* WORKING DATA *
━━━
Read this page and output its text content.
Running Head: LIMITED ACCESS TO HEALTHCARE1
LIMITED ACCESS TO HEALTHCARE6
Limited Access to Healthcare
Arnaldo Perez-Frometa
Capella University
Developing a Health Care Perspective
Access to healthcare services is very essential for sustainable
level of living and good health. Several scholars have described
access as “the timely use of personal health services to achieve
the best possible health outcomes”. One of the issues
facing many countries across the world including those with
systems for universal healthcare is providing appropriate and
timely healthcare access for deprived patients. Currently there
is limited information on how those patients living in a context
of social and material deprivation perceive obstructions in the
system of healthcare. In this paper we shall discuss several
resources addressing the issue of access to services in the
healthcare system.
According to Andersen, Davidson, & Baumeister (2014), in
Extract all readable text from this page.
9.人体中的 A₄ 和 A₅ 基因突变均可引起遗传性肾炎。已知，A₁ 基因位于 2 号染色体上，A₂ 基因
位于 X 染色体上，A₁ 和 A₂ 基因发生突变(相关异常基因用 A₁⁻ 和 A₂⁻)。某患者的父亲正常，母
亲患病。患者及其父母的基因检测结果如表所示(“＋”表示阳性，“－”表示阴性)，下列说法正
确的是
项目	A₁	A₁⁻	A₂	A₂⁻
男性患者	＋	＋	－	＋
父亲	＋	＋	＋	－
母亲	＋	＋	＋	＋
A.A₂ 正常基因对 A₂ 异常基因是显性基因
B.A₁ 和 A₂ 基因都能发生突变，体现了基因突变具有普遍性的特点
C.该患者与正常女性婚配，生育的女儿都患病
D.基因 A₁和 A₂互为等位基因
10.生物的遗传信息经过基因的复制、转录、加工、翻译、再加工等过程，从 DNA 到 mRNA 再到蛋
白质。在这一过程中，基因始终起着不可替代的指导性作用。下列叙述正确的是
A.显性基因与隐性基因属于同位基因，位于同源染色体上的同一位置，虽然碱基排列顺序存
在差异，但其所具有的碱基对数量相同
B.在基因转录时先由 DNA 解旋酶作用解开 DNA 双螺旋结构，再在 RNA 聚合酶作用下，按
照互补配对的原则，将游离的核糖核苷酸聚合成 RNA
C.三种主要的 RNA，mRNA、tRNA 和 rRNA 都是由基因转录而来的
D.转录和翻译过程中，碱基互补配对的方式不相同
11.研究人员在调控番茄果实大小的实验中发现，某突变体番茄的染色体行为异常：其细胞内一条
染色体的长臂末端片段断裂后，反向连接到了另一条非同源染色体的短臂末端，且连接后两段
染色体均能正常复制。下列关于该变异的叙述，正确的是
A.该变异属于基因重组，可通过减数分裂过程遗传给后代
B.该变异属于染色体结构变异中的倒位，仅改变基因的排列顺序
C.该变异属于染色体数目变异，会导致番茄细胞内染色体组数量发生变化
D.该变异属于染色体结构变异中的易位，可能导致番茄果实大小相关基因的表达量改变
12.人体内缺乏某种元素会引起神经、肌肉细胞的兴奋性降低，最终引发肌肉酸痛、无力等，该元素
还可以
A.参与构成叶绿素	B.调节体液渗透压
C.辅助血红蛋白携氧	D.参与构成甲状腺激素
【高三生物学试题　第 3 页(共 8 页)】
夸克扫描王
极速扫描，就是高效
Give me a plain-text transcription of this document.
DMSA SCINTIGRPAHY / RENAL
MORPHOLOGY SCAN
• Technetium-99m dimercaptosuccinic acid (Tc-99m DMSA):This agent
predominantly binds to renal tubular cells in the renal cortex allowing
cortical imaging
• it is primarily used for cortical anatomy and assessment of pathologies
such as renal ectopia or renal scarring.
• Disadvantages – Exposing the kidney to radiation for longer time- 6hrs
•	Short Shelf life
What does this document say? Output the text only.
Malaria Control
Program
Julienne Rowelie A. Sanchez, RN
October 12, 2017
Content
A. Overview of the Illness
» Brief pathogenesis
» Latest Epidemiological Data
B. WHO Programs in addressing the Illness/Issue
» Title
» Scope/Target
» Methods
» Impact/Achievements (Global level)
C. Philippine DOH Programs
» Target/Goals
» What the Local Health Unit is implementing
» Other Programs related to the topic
━━━
* TASK TO COMPLETE *
Copy the material above verbatim.

* ANSWER TO THE PROBLEM *
Read this page and output its text content.
Running Head: LIMITED ACCESS TO HEALTHCARE1
LIMITED ACCESS TO HEALTHCARE6
Limited Access to Healthcare
Arnaldo Perez-Frometa
Capella University
Developing a Health Care Perspective
Access to healthcare services is very essential for sustainable
level of living and good health. Several scholars have described
access as “the timely use of personal health services to achieve
the best possible health outcomes”. One of the issues
facing many countries across the world including those with
systems for universal healthcare is providing appropriate and
timely healthcare access for deprived patients. Currently there
is limited information on how those patients living in a context
of social and material deprivation perceive obstructions in the
system of healthcare. In this paper we shall discuss several
resources addressing the issue of access to services in the
healthcare system.
According to Andersen, Davidson, & Baumeister (2014), in
Extract all readable text from this page.
9.人体中的 A₄ 和 A₅ 基因突变均可引起遗传性肾炎。已知，A₁ 基因位于 2 号染色体上，A₂ 基因
位于 X 染色体上，A₁ 和 A₂ 基因发生突变(相关异常基因用 A₁⁻ 和 A₂⁻)。某患者的父亲正常，母
亲患病。患者及其父母的基因检测结果如表所示(“＋”表示阳性，“－”表示阴性)，下列说法正
确的是
项目	A₁	A₁⁻	A₂	A₂⁻
男性患者	＋	＋	－	＋
父亲	＋	＋	＋	－
母亲	＋	＋	＋	＋
A.A₂ 正常基因对 A₂ 异常基因是显性基因
B.A₁ 和 A₂ 基因都能发生突变，体现了基因突变具有普遍性的特点
C.该患者与正常女性婚配，生育的女儿都患病
D.基因 A₁和 A₂互为等位基因
10.生物的遗传信息经过基因的复制、转录、加工、翻译、再加工等过程，从 DNA 到 mRNA 再到蛋
白质。在这一过程中，基因始终起着不可替代的指导性作用。下列叙述正确的是
A.显性基因与隐性基因属于同位基因，位于同源染色体上的同一位置，虽然碱基排列顺序存
在差异，但其所具有的碱基对数量相同
B.在基因转录时先由 DNA 解旋酶作用解开 DNA 双螺旋结构，再在 RNA 聚合酶作用下，按
照互补配对的原则，将游离的核糖核苷酸聚合成 RNA
C.三种主要的 RNA，mRNA、tRNA 和 rRNA 都是由基因转录而来的
D.转录和翻译过程中，碱基互补配对的方式不相同
11.研究人员在调控番茄果实大小的实验中发现，某突变体番茄的染色体行为异常：其细胞内一条
染色体的长臂末端片段断裂后，反向连接到了另一条非同源染色体的短臂末端，且连接后两段
染色体均能正常复制。下列关于该变异的叙述，正确的是
A.该变异属于基因重组，可通过减数分裂过程遗传给后代
B.该变异属于染色体结构变异中的倒位，仅改变基因的排列顺序
C.该变异属于染色体数目变异，会导致番茄细胞内染色体组数量发生变化
D.该变异属于染色体结构变异中的易位，可能导致番茄果实大小相关基因的表达量改变
12.人体内缺乏某种元素会引起神经、肌肉细胞的兴奋性降低，最终引发肌肉酸痛、无力等，该元素
还可以
A.参与构成叶绿素	B.调节体液渗透压
C.辅助血红蛋白携氧	D.参与构成甲状腺激素
【高三生物学试题　第 3 页(共 8 页)】
夸克扫描王
极速扫描，就是高效
Give me a plain-text transcription of this document.
DMSA SCINTIGRPAHY / RENAL
MORPHOLOGY SCAN
• Technetium-99m dimercaptosuccinic acid (Tc-99m DMSA):This agent
predominantly binds to renal tubular cells in the renal cortex allowing
cortical imaging
• it is primarily used for cortical anatomy and assessment of pathologies
such as renal ectopia or renal scarring.
• Disadvantages – Exposing the kidney to radiation for longer time- 6hrs
•	Short Shelf life
What does this document say? Output the text only.
Malaria Control
Program
Julienne Rowelie A. Sanchez, RN
October 12, 2017
Content
A. Overview of the Illness
» Brief pathogenesis
» Latest Epidemiological Data
B. WHO Programs in addressing the Illness/Issue
» Title
» Scope/Target
» Methods
» Impact/Achievements (Global level)
C. Philippine DOH Programs
» Target/Goals
» What the Local Health Unit is implementing
» Other Programs related to the topic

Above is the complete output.